*ページ本文*:
****

2008年9月23日火曜日

研究費申請、もういっちょ。

Royal Societyの研究費は、旅行費のみであった。ポスドクを雇ったり、学生を取るには、もういっちょ研究費申請をしなくてはならない。と、いったらよく聞こえるが、実は申請するように学部長に指示された。大学も収入が必要なのである。つまり、イギリスでは、獲得した研究費の25%程度は大学や学部にピンハネされてしまうのだ。

今回の提出先は、悪名高きSTFC(Science and Technology Facilities Council)である。ここは、昨年から今年にかけて、全部門の予算の1/4を一律カットして有名になった。これにより、素粒子の人はLHCの次期計画などから撤退したし、天文の人はハワイの天文台で観測ができなくなった。原子核も予算は大幅カットとなって、最近まで大騒ぎであった。

11月に小規模研究向けのgrant募集があることが、最近アナウンスされた。これは事実上、昨年のRolling grantで落ちた連中、余り予算が取れなかった連中が、大挙して群がってくる「敗者復活ラウンド」だ。激戦が予想される。直接的な利害が被るのはマンチェスターの理論部であろう。彼らは、高エネルギー物理にシフトしていて、実験家の評判はあまりよくないので、チャンスといえばチャンスだ。がしかし、STFCは実験家よりのカウンシルなので、理論の採択0なんてことも十分ありそうだ。而要注意である。

今回は、すぐに成功しそうな、固い内容の研究を提出せよ、とのことで、あまり難しいのはだめそうだ。ということで、超重核の寿命と回転の関係についてやる、ということにした。中性子過剰核は、超新星爆発の元素合成とかに応用できて、とても人気の高い分野だが、研究者の数も多くて競争が大変だ。超重核の理論はあまりないし、既存の理論では難しいこともありそうで、みな二の足を踏んでいる状態。簡単な模型でも、おもしろいことができるかもしれない。ただ、パリティを自発的に破んないといけないのはちょっと頭が痛い。これさえクリアーすれば、結構いい線いけるかも。

新入生歓迎

新学期は始まったものの、新入生は今日が初日だ。イギリスの大学は、たぶん大抵がこの「時間差」方式を採用しているはずだ。これは、入学試験に相当するA-levelの結果発表が入学間際にされるからだ。慌ただしく合否が決まり、慌ただしく引っ越しをして、慌ただしく大学生活が始まる。ただ、日本の仕組みに慣れきってしまったせいか、この時期に入学とかいわれても、正直言っていまひとつぴんとこない。

****

保存データ項目:
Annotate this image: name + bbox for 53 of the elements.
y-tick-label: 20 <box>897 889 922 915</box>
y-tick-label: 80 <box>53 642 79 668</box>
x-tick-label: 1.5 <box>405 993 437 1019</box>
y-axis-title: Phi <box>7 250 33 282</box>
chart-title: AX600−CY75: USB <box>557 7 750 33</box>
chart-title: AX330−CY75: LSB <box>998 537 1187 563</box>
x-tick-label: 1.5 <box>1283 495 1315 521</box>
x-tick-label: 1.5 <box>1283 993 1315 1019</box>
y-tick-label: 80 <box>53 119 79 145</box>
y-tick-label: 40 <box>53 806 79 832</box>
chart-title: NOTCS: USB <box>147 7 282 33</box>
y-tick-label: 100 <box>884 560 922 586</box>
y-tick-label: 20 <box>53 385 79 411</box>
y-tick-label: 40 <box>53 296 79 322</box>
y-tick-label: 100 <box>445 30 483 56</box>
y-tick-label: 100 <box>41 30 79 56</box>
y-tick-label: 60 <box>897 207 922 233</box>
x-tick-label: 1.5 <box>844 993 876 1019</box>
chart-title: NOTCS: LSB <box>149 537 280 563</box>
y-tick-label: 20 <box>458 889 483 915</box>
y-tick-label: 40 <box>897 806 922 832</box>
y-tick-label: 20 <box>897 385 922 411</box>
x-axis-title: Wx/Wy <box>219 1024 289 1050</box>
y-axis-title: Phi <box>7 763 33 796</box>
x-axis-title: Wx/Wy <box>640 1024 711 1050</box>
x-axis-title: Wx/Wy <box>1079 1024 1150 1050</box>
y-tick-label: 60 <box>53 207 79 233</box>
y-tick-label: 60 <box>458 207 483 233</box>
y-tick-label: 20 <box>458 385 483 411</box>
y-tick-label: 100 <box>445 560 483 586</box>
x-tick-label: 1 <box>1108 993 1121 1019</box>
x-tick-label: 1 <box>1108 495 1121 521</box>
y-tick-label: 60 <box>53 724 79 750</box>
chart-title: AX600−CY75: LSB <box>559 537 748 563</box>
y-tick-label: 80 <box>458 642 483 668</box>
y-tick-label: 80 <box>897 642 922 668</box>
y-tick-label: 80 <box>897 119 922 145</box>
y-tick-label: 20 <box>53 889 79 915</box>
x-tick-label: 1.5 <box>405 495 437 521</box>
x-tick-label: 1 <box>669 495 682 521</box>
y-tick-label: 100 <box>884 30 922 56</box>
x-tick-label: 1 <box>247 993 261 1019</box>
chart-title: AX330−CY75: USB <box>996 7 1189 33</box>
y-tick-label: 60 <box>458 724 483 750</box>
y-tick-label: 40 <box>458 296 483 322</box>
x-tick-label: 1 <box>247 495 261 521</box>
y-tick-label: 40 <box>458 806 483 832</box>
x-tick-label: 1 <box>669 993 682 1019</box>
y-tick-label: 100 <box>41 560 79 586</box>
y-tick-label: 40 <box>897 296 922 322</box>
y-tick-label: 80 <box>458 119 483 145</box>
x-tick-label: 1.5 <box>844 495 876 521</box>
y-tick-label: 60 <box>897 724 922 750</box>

****

*設問内容*:
ページ本文のうち、「新学期は始まったものの、新入」で始まり「っていまひとつぴんとこない。」で終わる部分を一字も変えずに書き写す。 資料はこの作業には一切関わらない。

*解答*:
新学期は始まったものの、新入生は今日が初日だ。イギリスの大学は、たぶん大抵がこの「時間差」方式を採用しているはずだ。これは、入学試験に相当するA-levelの結果発表が入学間際にされるからだ。慌ただしく合否が決まり、慌ただしく引っ越しをして、慌ただしく大学生活が始まる。ただ、日本の仕組みに慣れきってしまったせいか、この時期に入学とかいわれても、正直言っていまひとつぴんとこない。